** Start **
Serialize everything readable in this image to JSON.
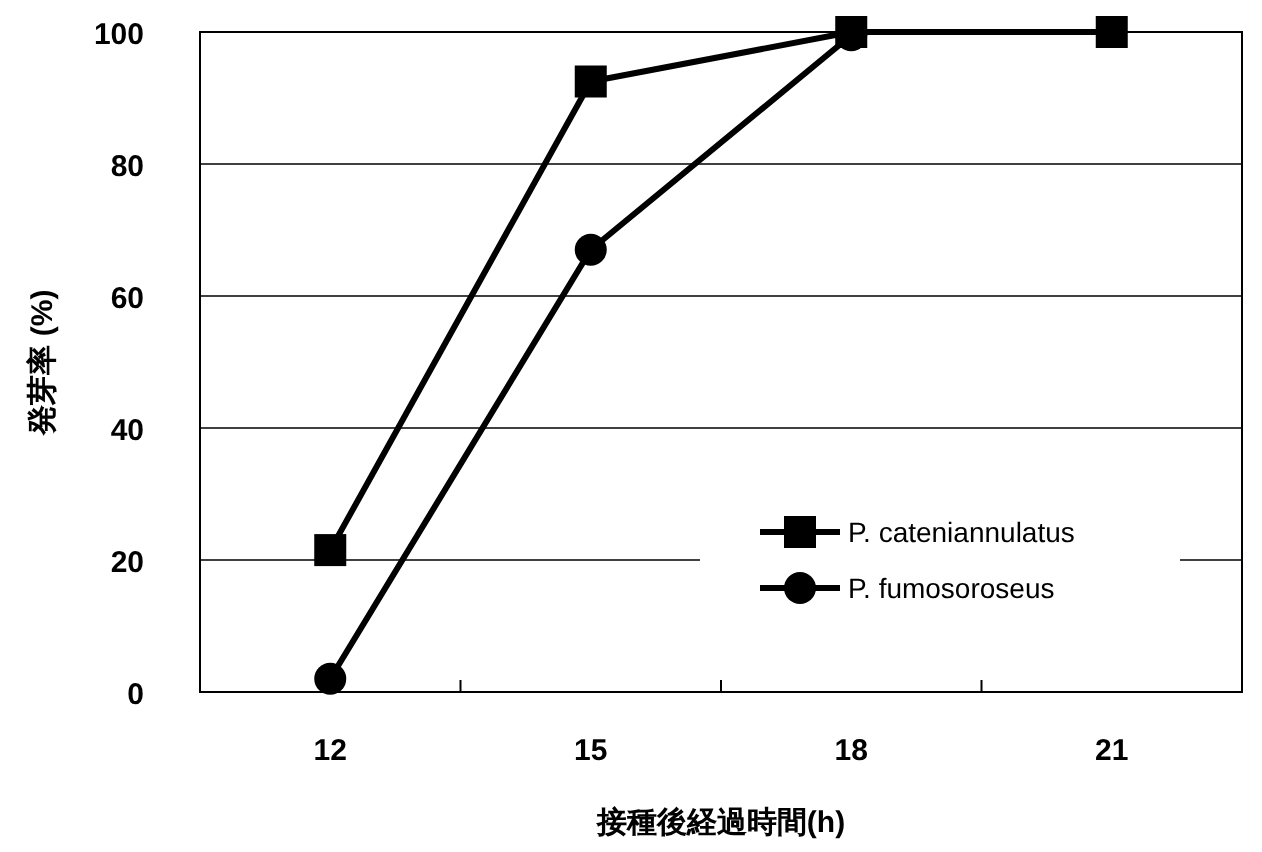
{
  "chart_data": {
    "type": "line",
    "xlabel": "接種後経過時間(h)",
    "ylabel": "発芽率 (%)",
    "categories": [
      "12",
      "15",
      "18",
      "21"
    ],
    "series": [
      {
        "name": "P. cateniannulatus",
        "color": "#000000",
        "marker": "square",
        "values": [
          21.5,
          92.5,
          100,
          100
        ]
      },
      {
        "name": "P. fumosoroseus",
        "color": "#000000",
        "marker": "circle",
        "values": [
          2,
          67,
          99.5,
          null
        ]
      }
    ],
    "ylim": [
      0,
      100
    ],
    "yticks": [
      0,
      20,
      40,
      60,
      80,
      100
    ],
    "grid": "y",
    "legend": "bottom right",
    "line_style": "solid"
  }
}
** End **
• Given task:
Leaving aside the images, write out the entries above word for word.

• Result of the exercise:
Serialize everything readable in this image to JSON.
{
  "chart_data": {
    "type": "line",
    "xlabel": "接種後経過時間(h)",
    "ylabel": "発芽率 (%)",
    "categories": [
      "12",
      "15",
      "18",
      "21"
    ],
    "series": [
      {
        "name": "P. cateniannulatus",
        "color": "#000000",
        "marker": "square",
        "values": [
          21.5,
          92.5,
          100,
          100
        ]
      },
      {
        "name": "P. fumosoroseus",
        "color": "#000000",
        "marker": "circle",
        "values": [
          2,
          67,
          99.5,
          null
        ]
      }
    ],
    "ylim": [
      0,
      100
    ],
    "yticks": [
      0,
      20,
      40,
      60,
      80,
      100
    ],
    "grid": "y",
    "legend": "bottom right",
    "line_style": "solid"
  }
}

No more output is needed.